[What you need to do]
Transcribe every entry word for word, but skip the images.

[Dataset excerpts]

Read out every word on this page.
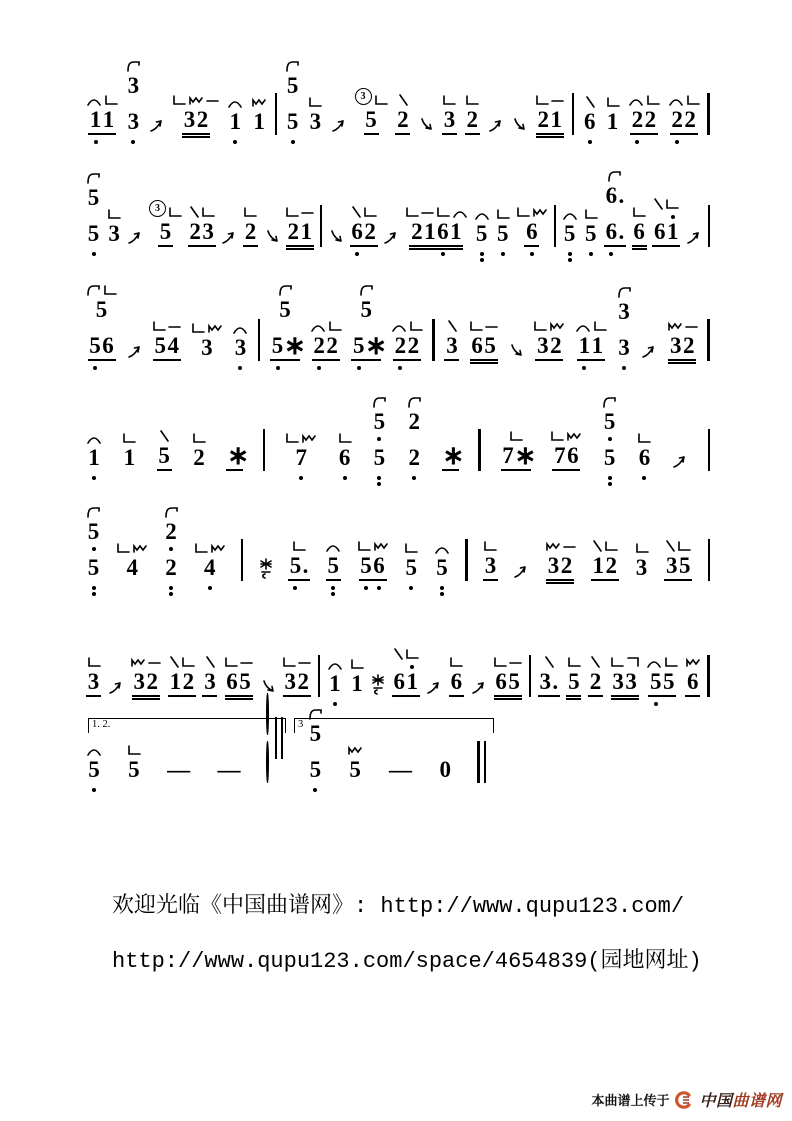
1 1
3
3 3 2 1 1
5
5 3
3
5 2 3 2	2 1 6 1 2 2 2 2
5
5 3
3
5 2 3 2 2 1 6 2 2 1 6 1 5 5 6 5 5
6 .
6 . 6 6 1
5
5 6 5 4 3 3
5
5 ∗ 2 2
5
5 ∗ 2 2 3 6 5 3 2 1 1
3
3 3 2
1 1 5 2 ∗ 7 6
5
5
2
2 ∗ 7 ∗ 7 6
5
5 6
5
5 4
2
2 4	5 . 5 5 6 5 5 3 3 2 1 2 3 3 5
3 3 2 1 2 3 6 5 3 2 1 1 6 1 6 6 5 3 . 5 2 3 3 5 5 6
5 5 — —
5
5 5 — 0
1. 2.	3
欢迎光临《中国曲谱网》: http://www.qupu123.com/
http://www.qupu123.com/space/4654839(园地网址)
本曲谱上传于 中国曲谱网
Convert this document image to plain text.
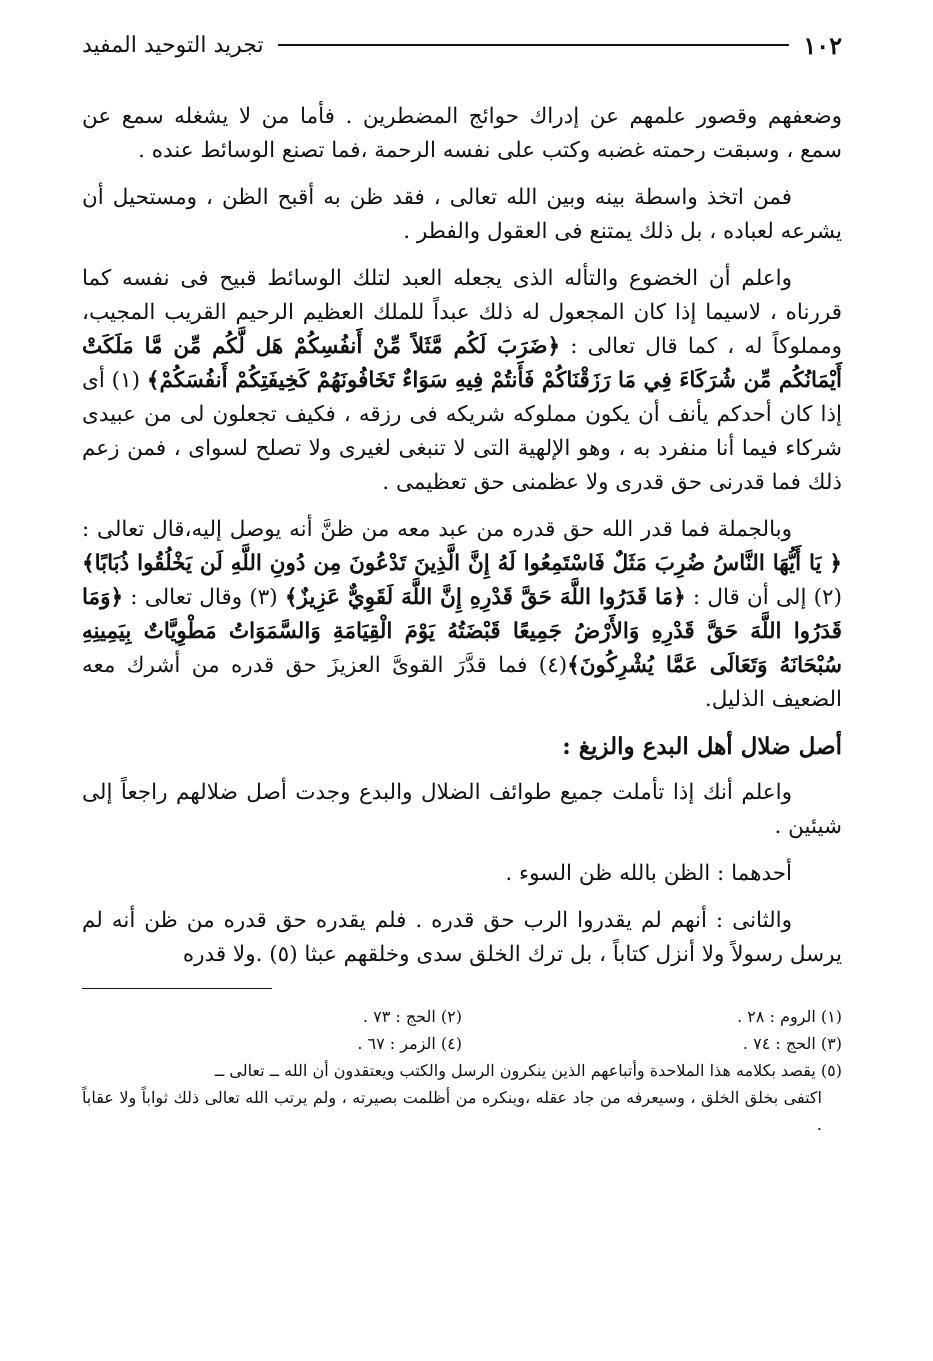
١٠٢
تجريد التوحيد المفيد

وضعفهم وقصور علمهم عن إدراك حوائج المضطرين . فأما من لا يشغله سمع عن سمع ، وسبقت رحمته غضبه وكتب على نفسه الرحمة ،فما تصنع الوسائط عنده .

فمن اتخذ واسطة بينه وبين الله تعالى ، فقد ظن به أقبح الظن ، ومستحيل أن يشرعه لعباده ، بل ذلك يمتنع فى العقول والفطر .

واعلم أن الخضوع والتأله الذى يجعله العبد لتلك الوسائط قبيح فى نفسه كما قررناه ، لاسيما إذا كان المجعول له ذلك عبداً للملك العظيم الرحيم القريب المجيب، ومملوكاً له ، كما قال تعالى : ﴿ضَرَبَ لَكُم مَّثَلاً مِّنْ أَنفُسِكُمْ هَل لَّكُم مِّن مَّا مَلَكَتْ أَيْمَانُكُم مِّن شُرَكَاءَ فِي مَا رَزَقْنَاكُمْ فَأَنتُمْ فِيهِ سَوَاءٌ تَخَافُونَهُمْ كَخِيفَتِكُمْ أَنفُسَكُمْ﴾ (١) أى إذا كان أحدكم يأنف أن يكون مملوكه شريكه فى رزقه ، فكيف تجعلون لى من عبيدى شركاء فيما أنا منفرد به ، وهو الإلهية التى لا تنبغى لغيرى ولا تصلح لسواى ، فمن زعم ذلك فما قدرنى حق قدرى ولا عظمنى حق تعظيمى .

وبالجملة فما قدر الله حق قدره من عبد معه من ظنَّ أنه يوصل إليه،قال تعالى : ﴿ يَا أَيُّهَا النَّاسُ ضُرِبَ مَثَلٌ فَاسْتَمِعُوا لَهُ إِنَّ الَّذِينَ تَدْعُونَ مِن دُونِ اللَّهِ لَن يَخْلُقُوا ذُبَابًا﴾(٢) إلى أن قال : ﴿مَا قَدَرُوا اللَّهَ حَقَّ قَدْرِهِ إِنَّ اللَّهَ لَقَوِيٌّ عَزِيزٌ﴾ (٣) وقال تعالى : ﴿وَمَا قَدَرُوا اللَّهَ حَقَّ قَدْرِهِ وَالأَرْضُ جَمِيعًا قَبْضَتُهُ يَوْمَ الْقِيَامَةِ وَالسَّمَوَاتُ مَطْوِيَّاتٌ بِيَمِينِهِ سُبْحَانَهُ وَتَعَالَى عَمَّا يُشْرِكُونَ﴾(٤) فما قدَّرَ القوىَّ العزيزَ حق قدره من أشرك معه الضعيف الذليل.

أصل ضلال أهل البدع والزيغ :

واعلم أنك إذا تأملت جميع طوائف الضلال والبدع وجدت أصل ضلالهم راجعاً إلى شيئين .

أحدهما : الظن بالله ظن السوء .

والثانى : أنهم لم يقدروا الرب حق قدره . فلم يقدره حق قدره من ظن أنه لم يرسل رسولاً ولا أنزل كتاباً ، بل ترك الخلق سدى وخلقهم عبثا (٥) .ولا قدره

(١) الروم : ٢٨ .
(٢) الحج : ٧٣ .
(٣) الحج : ٧٤ .
(٤) الزمر : ٦٧ .
(٥) يقصد بكلامه هذا الملاحدة وأتباعهم الذين ينكرون الرسل والكتب ويعتقدون أن الله ــ تعالى ــ
اكتفى بخلق الخلق ، وسيعرفه من جاد عقله ،وينكره من أظلمت بصيرته ، ولم يرتب الله تعالى ذلك ثواباً ولا عقاباً .
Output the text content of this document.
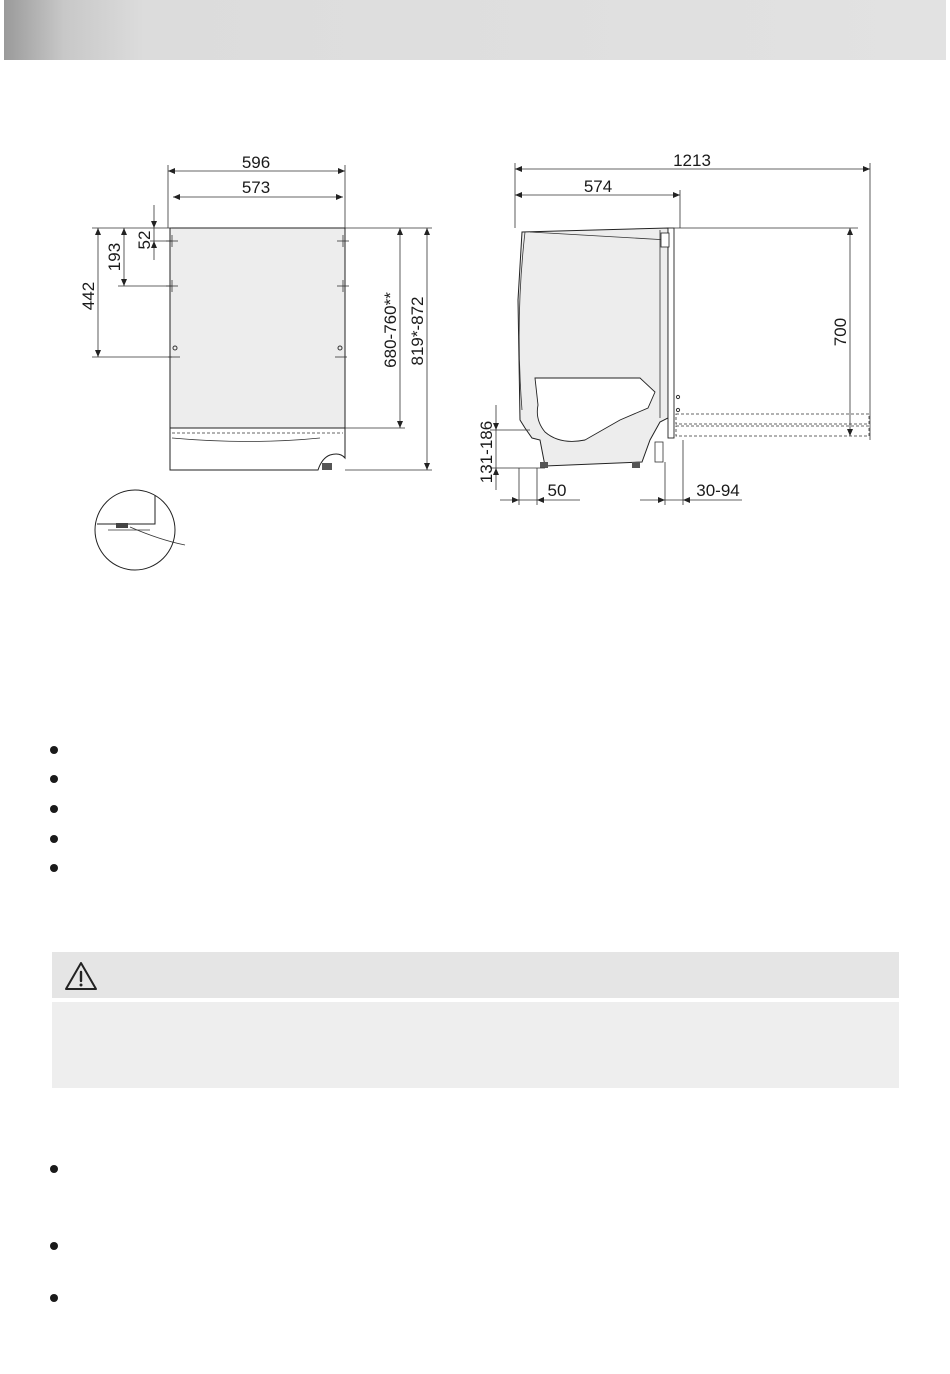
596
573
52
193
442	680-760** 819*-872
1213
574
700
131-186
50	30-94
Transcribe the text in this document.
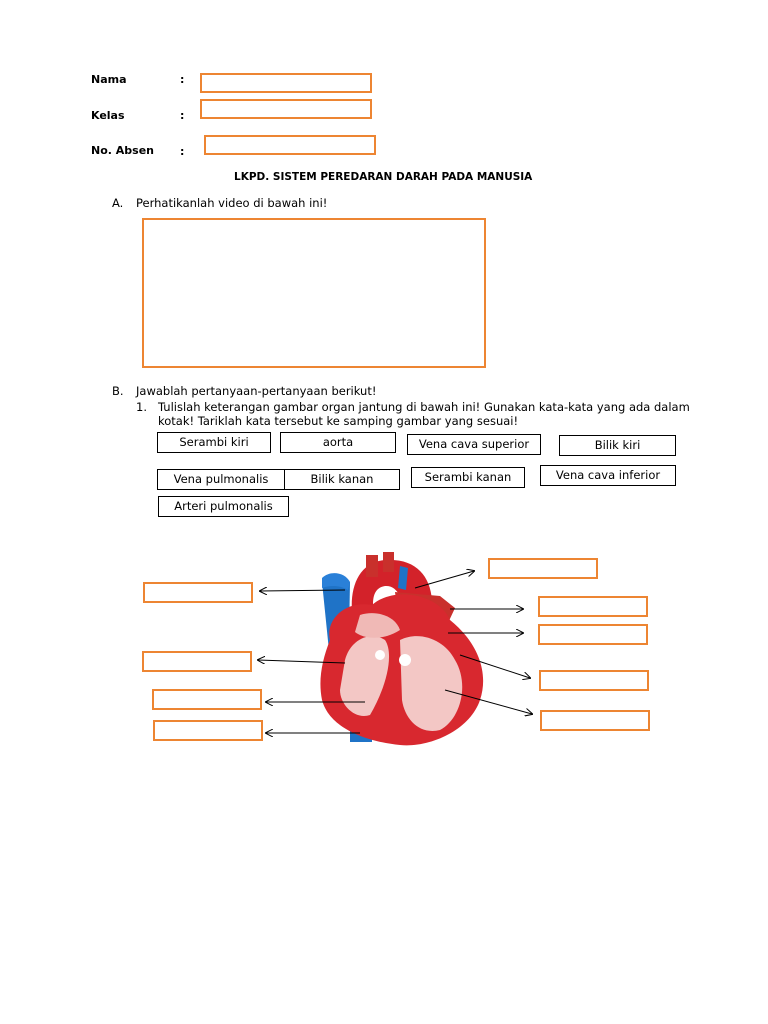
Nama	:
Kelas	:
No. Absen :
LKPD. SISTEM PEREDARAN DARAH PADA MANUSIA
A. Perhatikanlah video di bawah ini!
B. Jawablah pertanyaan-pertanyaan berikut!
1. Tulislah keterangan gambar organ jantung di bawah ini! Gunakan kata-kata yang ada dalam
kotak! Tariklah kata tersebut ke samping gambar yang sesuai!
Serambi kiri	aorta	Vena cava superior	Bilik kiri
Vena pulmonalis	Bilik kanan	Serambi kanan	Vena cava inferior
Arteri pulmonalis
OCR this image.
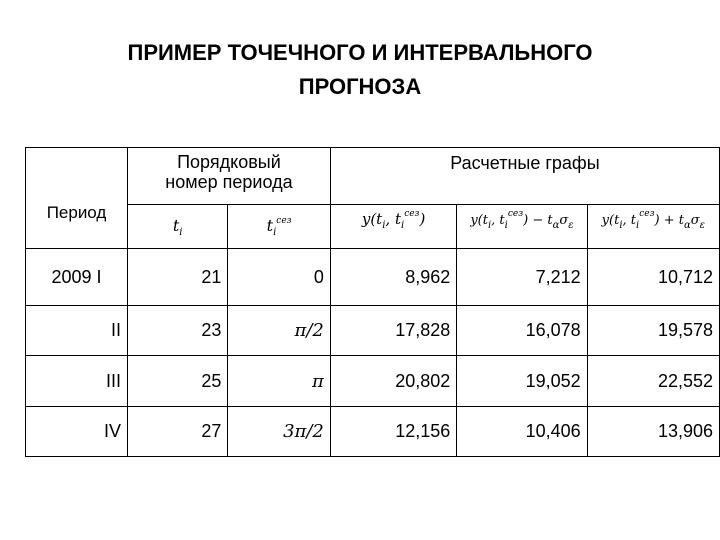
ПРИМЕР ТОЧЕЧНОГО И ИНТЕРВАЛЬНОГО
ПРОГНОЗА
Период	Порядковый номер периода		Расчетные графы		
	$t_i$	$t_i^{сез}$	$y(t_i$, $t_i^{сез}$)	$y(t_i$, $t_i^{сез}) - t_\alpha\sigma_\varepsilon$	$y(t_i$, $t_i^{сез}) + t_\alpha\sigma_\varepsilon$
2009 I	21	0	8,962	7,212	10,712
II	23	π/2	17,828	16,078	19,578
III	25	π	20,802	19,052	22,552
IV	27	3π/2	12,156	10,406	13,906
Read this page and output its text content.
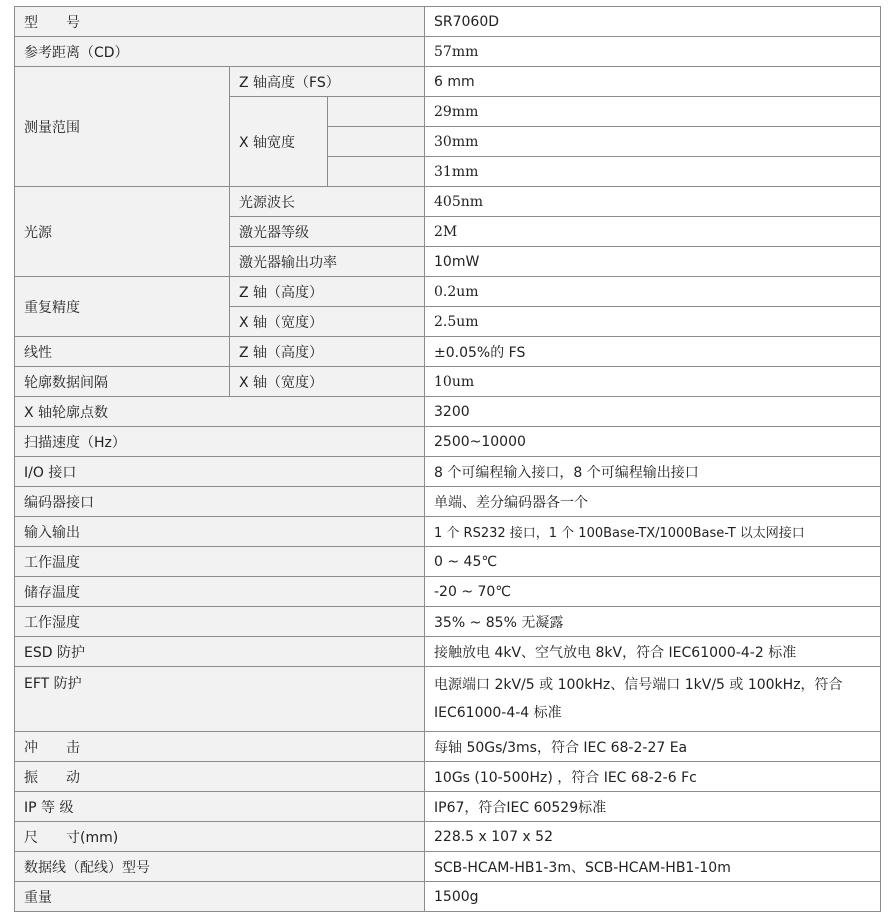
型　　号			SR7060D
参考距离（CD）			57mm
测量范围	Z 轴高度（FS）		6 mm
	X 轴宽度		29mm
			30mm
			31mm
光源	光源波长		405nm
	激光器等级		2M
	激光器输出功率		10mW
重复精度	Z 轴（高度）		0.2um
	X 轴（宽度）		2.5um
线性	Z 轴（高度）		±0.05%的 FS
轮廓数据间隔	X 轴（宽度）		10um
X 轴轮廓点数			3200
扫描速度（Hz）			2500~10000
I/O 接口			8 个可编程输入接口，8 个可编程输出接口
编码器接口			单端、差分编码器各一个
输入输出			1 个 RS232 接口，1 个 100Base-TX/1000Base-T 以太网接口
工作温度			0 ~ 45℃
储存温度			-20 ~ 70℃
工作湿度			35% ~ 85% 无凝露
ESD 防护			接触放电 4kV、空气放电 8kV，符合 IEC61000-4-2 标准
EFT 防护			电源端口 2kV/5 或 100kHz、信号端口 1kV/5 或 100kHz，符合 IEC61000-4-4 标准
冲　　击			每轴 50Gs/3ms，符合 IEC 68-2-27 Ea
振　　动			10Gs (10-500Hz) ，符合 IEC 68-2-6 Fc
IP 等 级			IP67，符合IEC 60529标准
尺　　寸(mm)			228.5 x 107 x 52
数据线（配线）型号			SCB-HCAM-HB1-3m、SCB-HCAM-HB1-10m
重量			1500g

[Answer for the task]
Read out every word on this page.
1 1
3
3 3 2 1 1
5
5 3
3
5 2 3 2	2 1 6 1 2 2 2 2
5
5 3
3
5 2 3 2 2 1 6 2 2 1 6 1 5 5 6 5 5
6 .
6 . 6 6 1
5
5 6 5 4 3 3
5
5 ∗ 2 2
5
5 ∗ 2 2 3 6 5 3 2 1 1
3
3 3 2
1 1 5 2 ∗ 7 6
5
5
2
2 ∗ 7 ∗ 7 6
5
5 6
5
5 4
2
2 4	5 . 5 5 6 5 5 3 3 2 1 2 3 3 5
3 3 2 1 2 3 6 5 3 2 1 1 6 1 6 6 5 3 . 5 2 3 3 5 5 6
5 5 — —
5
5 5 — 0
1. 2.	3
欢迎光临《中国曲谱网》: http://www.qupu123.com/
http://www.qupu123.com/space/4654839(园地网址)
本曲谱上传于 中国曲谱网
Convert this document image to plain text.
١٠٢
تجريد التوحيد المفيد

وضعفهم وقصور علمهم عن إدراك حوائج المضطرين . فأما من لا يشغله سمع عن سمع ، وسبقت رحمته غضبه وكتب على نفسه الرحمة ،فما تصنع الوسائط عنده .

فمن اتخذ واسطة بينه وبين الله تعالى ، فقد ظن به أقبح الظن ، ومستحيل أن يشرعه لعباده ، بل ذلك يمتنع فى العقول والفطر .

واعلم أن الخضوع والتأله الذى يجعله العبد لتلك الوسائط قبيح فى نفسه كما قررناه ، لاسيما إذا كان المجعول له ذلك عبداً للملك العظيم الرحيم القريب المجيب، ومملوكاً له ، كما قال تعالى : ﴿ضَرَبَ لَكُم مَّثَلاً مِّنْ أَنفُسِكُمْ هَل لَّكُم مِّن مَّا مَلَكَتْ أَيْمَانُكُم مِّن شُرَكَاءَ فِي مَا رَزَقْنَاكُمْ فَأَنتُمْ فِيهِ سَوَاءٌ تَخَافُونَهُمْ كَخِيفَتِكُمْ أَنفُسَكُمْ﴾ (١) أى إذا كان أحدكم يأنف أن يكون مملوكه شريكه فى رزقه ، فكيف تجعلون لى من عبيدى شركاء فيما أنا منفرد به ، وهو الإلهية التى لا تنبغى لغيرى ولا تصلح لسواى ، فمن زعم ذلك فما قدرنى حق قدرى ولا عظمنى حق تعظيمى .

وبالجملة فما قدر الله حق قدره من عبد معه من ظنَّ أنه يوصل إليه،قال تعالى : ﴿ يَا أَيُّهَا النَّاسُ ضُرِبَ مَثَلٌ فَاسْتَمِعُوا لَهُ إِنَّ الَّذِينَ تَدْعُونَ مِن دُونِ اللَّهِ لَن يَخْلُقُوا ذُبَابًا﴾(٢) إلى أن قال : ﴿مَا قَدَرُوا اللَّهَ حَقَّ قَدْرِهِ إِنَّ اللَّهَ لَقَوِيٌّ عَزِيزٌ﴾ (٣) وقال تعالى : ﴿وَمَا قَدَرُوا اللَّهَ حَقَّ قَدْرِهِ وَالأَرْضُ جَمِيعًا قَبْضَتُهُ يَوْمَ الْقِيَامَةِ وَالسَّمَوَاتُ مَطْوِيَّاتٌ بِيَمِينِهِ سُبْحَانَهُ وَتَعَالَى عَمَّا يُشْرِكُونَ﴾(٤) فما قدَّرَ القوىَّ العزيزَ حق قدره من أشرك معه الضعيف الذليل.

أصل ضلال أهل البدع والزيغ :

واعلم أنك إذا تأملت جميع طوائف الضلال والبدع وجدت أصل ضلالهم راجعاً إلى شيئين .

أحدهما : الظن بالله ظن السوء .

والثانى : أنهم لم يقدروا الرب حق قدره . فلم يقدره حق قدره من ظن أنه لم يرسل رسولاً ولا أنزل كتاباً ، بل ترك الخلق سدى وخلقهم عبثا (٥) .ولا قدره

(١) الروم : ٢٨ .
(٢) الحج : ٧٣ .
(٣) الحج : ٧٤ .
(٤) الزمر : ٦٧ .
(٥) يقصد بكلامه هذا الملاحدة وأتباعهم الذين ينكرون الرسل والكتب ويعتقدون أن الله ــ تعالى ــ
اكتفى بخلق الخلق ، وسيعرفه من جاد عقله ،وينكره من أظلمت بصيرته ، ولم يرتب الله تعالى ذلك ثواباً ولا عقاباً .
Output the text content of this document.
596
573
52
193
442	680-760** 819*-872
1213
574
700
131-186
50	30-94
Transcribe the text in this document.
Nama	:
Kelas	:
No. Absen :
LKPD. SISTEM PEREDARAN DARAH PADA MANUSIA
A. Perhatikanlah video di bawah ini!
B. Jawablah pertanyaan-pertanyaan berikut!
1. Tulislah keterangan gambar organ jantung di bawah ini! Gunakan kata-kata yang ada dalam
kotak! Tariklah kata tersebut ke samping gambar yang sesuai!
Serambi kiri	aorta	Vena cava superior	Bilik kiri
Vena pulmonalis	Bilik kanan	Serambi kanan	Vena cava inferior
Arteri pulmonalis
OCR this image.
ПРИМЕР ТОЧЕЧНОГО И ИНТЕРВАЛЬНОГО
ПРОГНОЗА
Период	Порядковый номер периода		Расчетные графы		
	$t_i$	$t_i^{сез}$	$y(t_i$, $t_i^{сез}$)	$y(t_i$, $t_i^{сез}) - t_\alpha\sigma_\varepsilon$	$y(t_i$, $t_i^{сез}) + t_\alpha\sigma_\varepsilon$
2009 I	21	0	8,962	7,212	10,712
II	23	π/2	17,828	16,078	19,578
III	25	π	20,802	19,052	22,552
IV	27	3π/2	12,156	10,406	13,906
Read this page and output its text content.
型　　号			SR7060D
参考距离（CD）			57mm
测量范围	Z 轴高度（FS）		6 mm
	X 轴宽度		29mm
			30mm
			31mm
光源	光源波长		405nm
	激光器等级		2M
	激光器输出功率		10mW
重复精度	Z 轴（高度）		0.2um
	X 轴（宽度）		2.5um
线性	Z 轴（高度）		±0.05%的 FS
轮廓数据间隔	X 轴（宽度）		10um
X 轴轮廓点数			3200
扫描速度（Hz）			2500~10000
I/O 接口			8 个可编程输入接口，8 个可编程输出接口
编码器接口			单端、差分编码器各一个
输入输出			1 个 RS232 接口，1 个 100Base-TX/1000Base-T 以太网接口
工作温度			0 ~ 45℃
储存温度			-20 ~ 70℃
工作湿度			35% ~ 85% 无凝露
ESD 防护			接触放电 4kV、空气放电 8kV，符合 IEC61000-4-2 标准
EFT 防护			电源端口 2kV/5 或 100kHz、信号端口 1kV/5 或 100kHz，符合 IEC61000-4-4 标准
冲　　击			每轴 50Gs/3ms，符合 IEC 68-2-27 Ea
振　　动			10Gs (10-500Hz) ，符合 IEC 68-2-6 Fc
IP 等 级			IP67，符合IEC 60529标准
尺　　寸(mm)			228.5 x 107 x 52
数据线（配线）型号			SCB-HCAM-HB1-3m、SCB-HCAM-HB1-10m
重量			1500g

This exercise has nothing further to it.